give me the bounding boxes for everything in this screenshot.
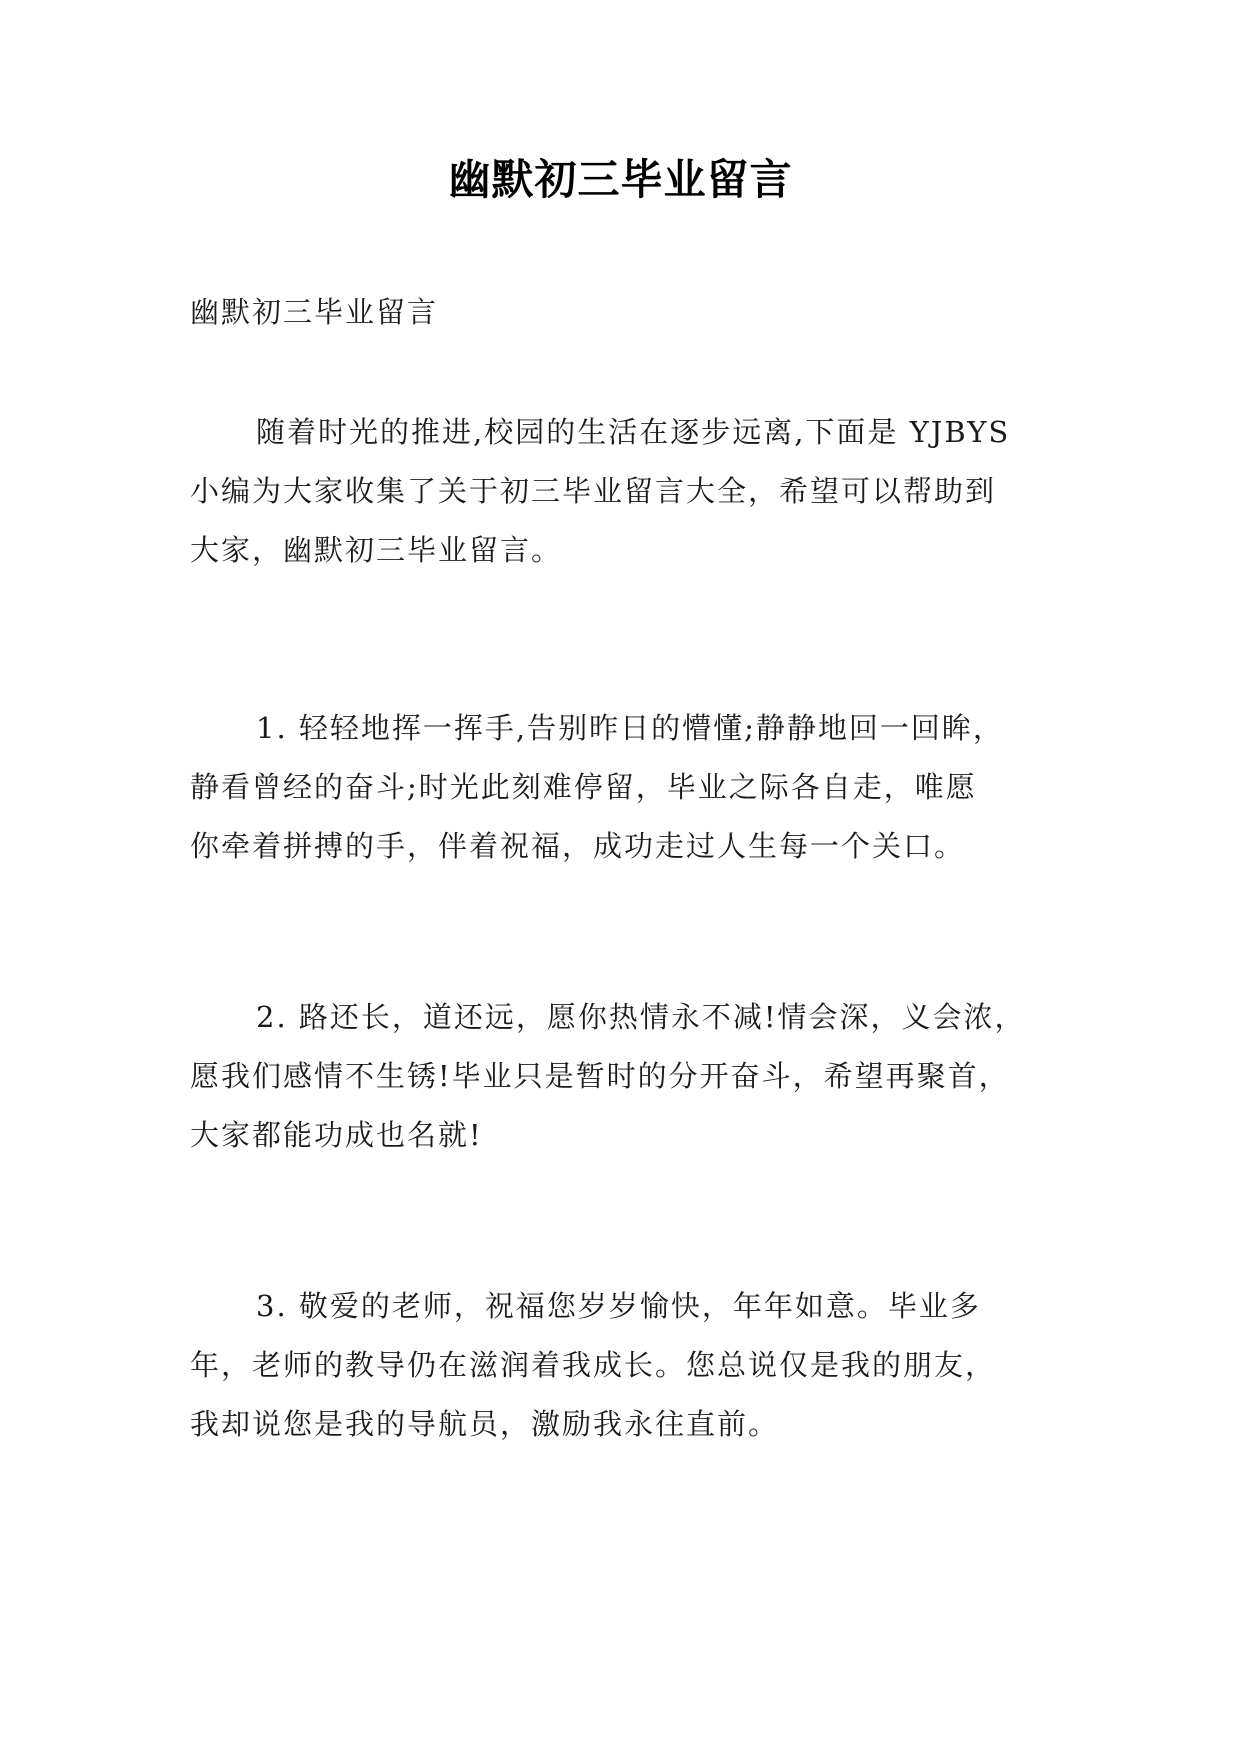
paragraph-line: 小编为大家收集了关于初三毕业留言大全，希望可以帮助到 <box>190 474 997 508</box>
message-paragraph-1 <box>190 699 1070 876</box>
paragraph-line: 我却说您是我的导航员，激励我永往直前。 <box>190 1407 780 1441</box>
paragraph-line: 年，老师的教导仍在滋润着我成长。您总说仅是我的朋友， <box>190 1348 997 1382</box>
paragraph-line: 愿我们感情不生锈!毕业只是暂时的分开奋斗，希望再聚首， <box>190 1059 1010 1093</box>
paragraph-line: 大家都能功成也名就! <box>190 1118 483 1152</box>
paragraph-line: 你牵着拼搏的手，伴着祝福，成功走过人生每一个关口。 <box>190 829 966 863</box>
paragraph-line: 1. 轻轻地挥一挥手,告别昨日的懵懂;静静地回一回眸， <box>256 711 1004 745</box>
paragraph-line: 静看曾经的奋斗;时光此刻难停留，毕业之际各自走，唯愿 <box>190 770 977 804</box>
paragraph-line: 3. 敬爱的老师，祝福您岁岁愉快，年年如意。毕业多 <box>256 1289 981 1323</box>
page-title: 幽默初三毕业留言 <box>448 155 793 204</box>
paragraph-line: 2. 路还长，道还远，愿你热情永不减!情会深，义会浓， <box>256 1000 1026 1034</box>
message-paragraph-3 <box>190 1277 1070 1454</box>
paragraph-line: 随着时光的推进,校园的生活在逐步远离,下面是 YJBYS <box>256 415 1011 449</box>
message-paragraph-2 <box>190 988 1070 1165</box>
intro-paragraph <box>190 403 1070 580</box>
document-subtitle: 幽默初三毕业留言 <box>190 295 439 329</box>
paragraph-line: 大家，幽默初三毕业留言。 <box>190 533 563 567</box>
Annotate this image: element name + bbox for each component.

+--

**What you should do:** Please rewrite the rows above, changing every "paragraph-line" to "text-line" and keeping everything else the same. Leave the pictures out of your answer.

**Result of the task:**
give me the bounding boxes for everything in this screenshot.
text-line: 小编为大家收集了关于初三毕业留言大全，希望可以帮助到 <box>190 474 997 508</box>
message-paragraph-1 <box>190 699 1070 876</box>
text-line: 我却说您是我的导航员，激励我永往直前。 <box>190 1407 780 1441</box>
text-line: 年，老师的教导仍在滋润着我成长。您总说仅是我的朋友， <box>190 1348 997 1382</box>
text-line: 愿我们感情不生锈!毕业只是暂时的分开奋斗，希望再聚首， <box>190 1059 1010 1093</box>
text-line: 大家都能功成也名就! <box>190 1118 483 1152</box>
text-line: 你牵着拼搏的手，伴着祝福，成功走过人生每一个关口。 <box>190 829 966 863</box>
text-line: 1. 轻轻地挥一挥手,告别昨日的懵懂;静静地回一回眸， <box>256 711 1004 745</box>
text-line: 静看曾经的奋斗;时光此刻难停留，毕业之际各自走，唯愿 <box>190 770 977 804</box>
text-line: 3. 敬爱的老师，祝福您岁岁愉快，年年如意。毕业多 <box>256 1289 981 1323</box>
page-title: 幽默初三毕业留言 <box>448 155 793 204</box>
text-line: 2. 路还长，道还远，愿你热情永不减!情会深，义会浓， <box>256 1000 1026 1034</box>
message-paragraph-3 <box>190 1277 1070 1454</box>
text-line: 随着时光的推进,校园的生活在逐步远离,下面是 YJBYS <box>256 415 1011 449</box>
message-paragraph-2 <box>190 988 1070 1165</box>
intro-paragraph <box>190 403 1070 580</box>
document-subtitle: 幽默初三毕业留言 <box>190 295 439 329</box>
text-line: 大家，幽默初三毕业留言。 <box>190 533 563 567</box>
Annotate this image: element name + bbox for each component.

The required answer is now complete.